Labeled region entries:
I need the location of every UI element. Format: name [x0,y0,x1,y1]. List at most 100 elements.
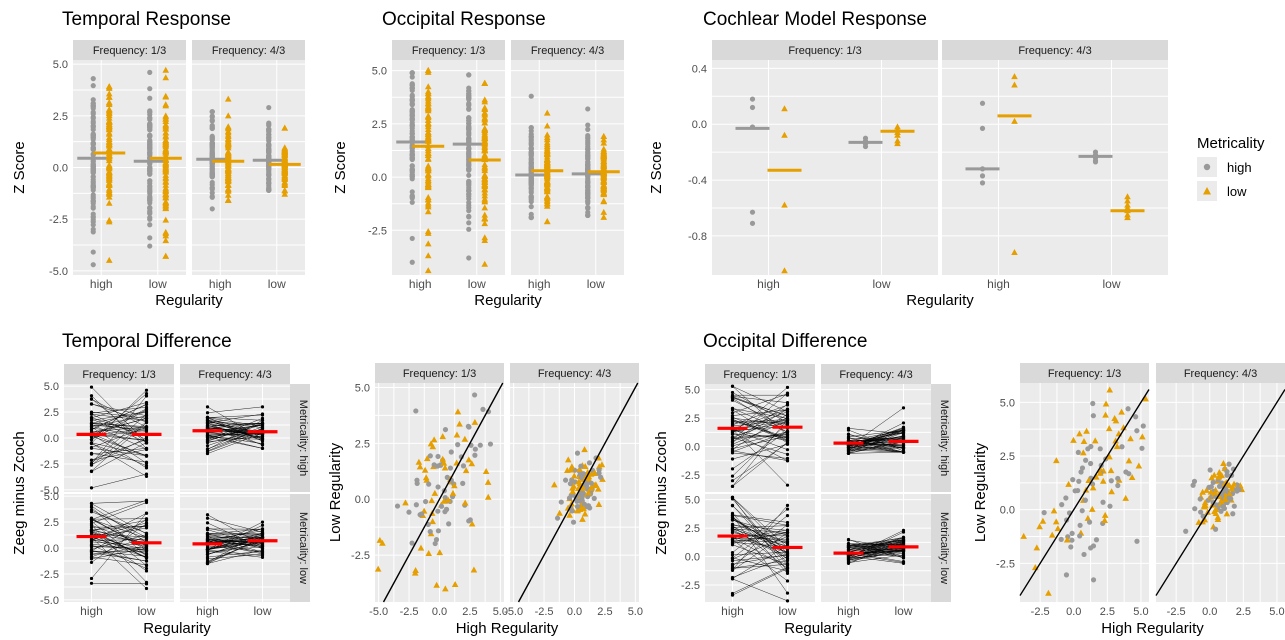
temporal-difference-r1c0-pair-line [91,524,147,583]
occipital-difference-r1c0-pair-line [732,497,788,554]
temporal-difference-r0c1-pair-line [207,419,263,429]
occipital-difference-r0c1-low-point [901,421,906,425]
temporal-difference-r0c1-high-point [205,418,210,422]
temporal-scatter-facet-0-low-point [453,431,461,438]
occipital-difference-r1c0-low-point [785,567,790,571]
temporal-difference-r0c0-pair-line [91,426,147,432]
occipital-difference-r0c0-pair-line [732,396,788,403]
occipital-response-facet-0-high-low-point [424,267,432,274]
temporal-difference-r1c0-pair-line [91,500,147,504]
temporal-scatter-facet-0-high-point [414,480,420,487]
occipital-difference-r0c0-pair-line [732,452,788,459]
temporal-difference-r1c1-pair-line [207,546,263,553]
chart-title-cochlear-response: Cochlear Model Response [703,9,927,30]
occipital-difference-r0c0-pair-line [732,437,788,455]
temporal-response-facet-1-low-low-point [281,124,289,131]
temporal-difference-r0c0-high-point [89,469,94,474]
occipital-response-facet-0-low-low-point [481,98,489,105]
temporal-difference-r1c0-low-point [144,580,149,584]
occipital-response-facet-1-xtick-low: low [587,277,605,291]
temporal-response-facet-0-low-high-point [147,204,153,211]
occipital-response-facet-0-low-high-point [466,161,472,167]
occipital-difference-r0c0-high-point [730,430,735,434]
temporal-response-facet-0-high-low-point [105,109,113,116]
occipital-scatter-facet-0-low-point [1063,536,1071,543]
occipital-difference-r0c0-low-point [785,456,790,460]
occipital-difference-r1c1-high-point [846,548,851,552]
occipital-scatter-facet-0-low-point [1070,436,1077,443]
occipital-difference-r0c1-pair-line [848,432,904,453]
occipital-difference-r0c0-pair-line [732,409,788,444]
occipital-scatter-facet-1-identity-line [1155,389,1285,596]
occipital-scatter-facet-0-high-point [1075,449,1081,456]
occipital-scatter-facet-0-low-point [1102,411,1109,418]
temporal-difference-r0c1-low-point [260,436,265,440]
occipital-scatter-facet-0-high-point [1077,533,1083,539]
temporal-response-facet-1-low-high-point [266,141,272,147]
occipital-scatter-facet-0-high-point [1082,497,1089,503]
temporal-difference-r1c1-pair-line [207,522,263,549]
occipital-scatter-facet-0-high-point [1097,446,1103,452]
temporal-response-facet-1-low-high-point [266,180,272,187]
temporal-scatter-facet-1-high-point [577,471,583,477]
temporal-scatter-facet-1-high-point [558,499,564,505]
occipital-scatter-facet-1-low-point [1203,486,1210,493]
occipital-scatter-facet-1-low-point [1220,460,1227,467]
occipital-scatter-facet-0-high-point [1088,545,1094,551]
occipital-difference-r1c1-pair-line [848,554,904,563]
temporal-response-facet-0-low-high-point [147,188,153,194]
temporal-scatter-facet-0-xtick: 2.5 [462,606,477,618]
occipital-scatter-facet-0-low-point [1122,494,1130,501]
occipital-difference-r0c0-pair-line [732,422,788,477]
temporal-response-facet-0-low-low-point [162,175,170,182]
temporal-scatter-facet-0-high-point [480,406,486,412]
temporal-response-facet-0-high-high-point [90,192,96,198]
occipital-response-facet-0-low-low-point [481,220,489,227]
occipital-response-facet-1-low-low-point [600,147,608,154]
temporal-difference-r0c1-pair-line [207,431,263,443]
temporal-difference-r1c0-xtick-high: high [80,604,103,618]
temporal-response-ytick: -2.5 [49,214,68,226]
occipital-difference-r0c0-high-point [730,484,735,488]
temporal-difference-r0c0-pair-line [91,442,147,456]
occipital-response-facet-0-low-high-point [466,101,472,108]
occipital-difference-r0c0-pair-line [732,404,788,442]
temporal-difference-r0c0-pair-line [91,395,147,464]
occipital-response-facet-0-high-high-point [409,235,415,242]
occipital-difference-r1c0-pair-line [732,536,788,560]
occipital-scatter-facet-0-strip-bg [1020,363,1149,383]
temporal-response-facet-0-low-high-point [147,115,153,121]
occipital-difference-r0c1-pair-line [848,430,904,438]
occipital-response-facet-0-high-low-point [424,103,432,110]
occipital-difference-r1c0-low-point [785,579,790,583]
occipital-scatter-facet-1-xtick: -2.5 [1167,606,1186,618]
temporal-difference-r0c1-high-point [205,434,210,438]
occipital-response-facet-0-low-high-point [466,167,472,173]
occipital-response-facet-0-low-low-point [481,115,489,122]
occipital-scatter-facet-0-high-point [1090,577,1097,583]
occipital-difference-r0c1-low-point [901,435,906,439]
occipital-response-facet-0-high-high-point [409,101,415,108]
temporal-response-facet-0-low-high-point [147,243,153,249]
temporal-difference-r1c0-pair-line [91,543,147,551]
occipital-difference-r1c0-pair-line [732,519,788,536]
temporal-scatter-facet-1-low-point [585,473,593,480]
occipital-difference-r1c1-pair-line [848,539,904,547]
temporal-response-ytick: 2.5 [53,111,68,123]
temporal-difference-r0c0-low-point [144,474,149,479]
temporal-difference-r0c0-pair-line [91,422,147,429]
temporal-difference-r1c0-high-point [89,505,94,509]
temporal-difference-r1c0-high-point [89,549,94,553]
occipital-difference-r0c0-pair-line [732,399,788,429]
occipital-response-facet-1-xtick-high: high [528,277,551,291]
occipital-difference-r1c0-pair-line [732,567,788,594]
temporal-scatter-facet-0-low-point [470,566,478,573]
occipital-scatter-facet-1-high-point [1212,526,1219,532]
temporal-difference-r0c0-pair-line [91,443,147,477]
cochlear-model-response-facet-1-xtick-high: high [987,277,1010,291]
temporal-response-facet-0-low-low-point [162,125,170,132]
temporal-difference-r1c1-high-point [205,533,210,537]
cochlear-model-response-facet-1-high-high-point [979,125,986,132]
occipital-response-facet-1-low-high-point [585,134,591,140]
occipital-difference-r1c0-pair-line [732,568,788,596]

→ TASK STATEMENT
Copy out every row above word for word, leaving out the pictures.

→ TASK RESULT
I need the location of every UI element. Format: name [x0,y0,x1,y1]. List at most 100 elements.
temporal-difference-r1c0-pair-line [91,524,147,583]
occipital-difference-r1c0-pair-line [732,497,788,554]
temporal-difference-r0c1-pair-line [207,419,263,429]
occipital-difference-r0c1-low-point [901,421,906,425]
temporal-difference-r0c1-high-point [205,418,210,422]
temporal-scatter-facet-0-low-point [453,431,461,438]
occipital-difference-r1c0-low-point [785,567,790,571]
temporal-difference-r0c0-pair-line [91,426,147,432]
occipital-difference-r0c0-pair-line [732,396,788,403]
occipital-response-facet-0-high-low-point [424,267,432,274]
temporal-difference-r1c0-pair-line [91,500,147,504]
temporal-scatter-facet-0-high-point [414,480,420,487]
occipital-difference-r0c0-pair-line [732,452,788,459]
temporal-difference-r1c1-pair-line [207,546,263,553]
chart-title-cochlear-response: Cochlear Model Response [703,9,927,30]
occipital-difference-r0c0-pair-line [732,437,788,455]
temporal-response-facet-1-low-low-point [281,124,289,131]
temporal-difference-r0c0-high-point [89,469,94,474]
occipital-response-facet-0-low-low-point [481,98,489,105]
temporal-difference-r1c0-low-point [144,580,149,584]
occipital-response-facet-1-xtick-low: low [587,277,605,291]
temporal-response-facet-0-low-high-point [147,204,153,211]
occipital-response-facet-0-low-high-point [466,161,472,167]
occipital-difference-r0c0-high-point [730,430,735,434]
temporal-response-facet-0-high-low-point [105,109,113,116]
occipital-scatter-facet-0-low-point [1063,536,1071,543]
occipital-difference-r0c0-low-point [785,456,790,460]
occipital-difference-r1c1-high-point [846,548,851,552]
occipital-scatter-facet-0-low-point [1070,436,1077,443]
occipital-difference-r0c1-pair-line [848,432,904,453]
occipital-difference-r0c0-pair-line [732,409,788,444]
occipital-scatter-facet-1-identity-line [1155,389,1285,596]
occipital-scatter-facet-0-high-point [1075,449,1081,456]
occipital-scatter-facet-0-low-point [1102,411,1109,418]
temporal-difference-r0c1-low-point [260,436,265,440]
occipital-scatter-facet-0-high-point [1077,533,1083,539]
temporal-response-facet-1-low-high-point [266,141,272,147]
occipital-scatter-facet-0-high-point [1082,497,1089,503]
temporal-difference-r1c1-pair-line [207,522,263,549]
occipital-scatter-facet-0-high-point [1097,446,1103,452]
temporal-response-facet-1-low-high-point [266,180,272,187]
temporal-scatter-facet-1-high-point [577,471,583,477]
temporal-scatter-facet-1-high-point [558,499,564,505]
occipital-scatter-facet-1-low-point [1203,486,1210,493]
occipital-scatter-facet-1-low-point [1220,460,1227,467]
occipital-scatter-facet-0-high-point [1088,545,1094,551]
occipital-difference-r1c1-pair-line [848,554,904,563]
temporal-response-facet-0-low-high-point [147,188,153,194]
temporal-scatter-facet-0-xtick: 2.5 [462,606,477,618]
occipital-scatter-facet-0-low-point [1122,494,1130,501]
occipital-difference-r0c0-pair-line [732,422,788,477]
temporal-response-facet-0-low-low-point [162,175,170,182]
temporal-scatter-facet-0-high-point [480,406,486,412]
temporal-response-facet-0-high-high-point [90,192,96,198]
occipital-response-facet-0-low-low-point [481,220,489,227]
occipital-response-facet-1-low-low-point [600,147,608,154]
temporal-difference-r0c1-pair-line [207,431,263,443]
temporal-difference-r1c0-xtick-high: high [80,604,103,618]
temporal-response-ytick: -2.5 [49,214,68,226]
occipital-difference-r0c0-high-point [730,484,735,488]
temporal-difference-r0c0-pair-line [91,442,147,456]
occipital-response-facet-0-low-high-point [466,101,472,108]
occipital-difference-r0c0-pair-line [732,404,788,442]
temporal-difference-r0c0-pair-line [91,395,147,464]
occipital-response-facet-0-high-high-point [409,235,415,242]
occipital-difference-r1c0-pair-line [732,536,788,560]
occipital-scatter-facet-0-strip-bg [1020,363,1149,383]
temporal-response-facet-0-low-high-point [147,115,153,121]
occipital-difference-r0c1-pair-line [848,430,904,438]
occipital-response-facet-0-high-low-point [424,103,432,110]
occipital-difference-r1c0-low-point [785,579,790,583]
occipital-scatter-facet-1-xtick: -2.5 [1167,606,1186,618]
temporal-difference-r0c1-high-point [205,434,210,438]
occipital-response-facet-0-low-high-point [466,167,472,173]
occipital-response-facet-0-low-low-point [481,115,489,122]
occipital-scatter-facet-0-high-point [1090,577,1097,583]
occipital-difference-r0c1-low-point [901,435,906,439]
occipital-response-facet-0-high-high-point [409,101,415,108]
temporal-response-facet-0-low-high-point [147,243,153,249]
temporal-difference-r1c0-pair-line [91,543,147,551]
occipital-difference-r1c0-pair-line [732,519,788,536]
temporal-scatter-facet-1-low-point [585,473,593,480]
occipital-difference-r1c1-pair-line [848,539,904,547]
temporal-response-ytick: 2.5 [53,111,68,123]
temporal-difference-r0c0-low-point [144,474,149,479]
temporal-difference-r0c0-pair-line [91,422,147,429]
temporal-difference-r1c0-high-point [89,505,94,509]
temporal-difference-r1c0-high-point [89,549,94,553]
occipital-difference-r0c0-pair-line [732,399,788,429]
occipital-response-facet-1-xtick-high: high [528,277,551,291]
occipital-difference-r1c0-pair-line [732,567,788,594]
temporal-scatter-facet-0-low-point [470,566,478,573]
occipital-scatter-facet-1-high-point [1212,526,1219,532]
temporal-difference-r0c0-pair-line [91,443,147,477]
cochlear-model-response-facet-1-xtick-high: high [987,277,1010,291]
temporal-response-facet-0-low-low-point [162,125,170,132]
temporal-difference-r1c1-high-point [205,533,210,537]
cochlear-model-response-facet-1-high-high-point [979,125,986,132]
occipital-response-facet-1-low-high-point [585,134,591,140]
occipital-difference-r1c0-pair-line [732,568,788,596]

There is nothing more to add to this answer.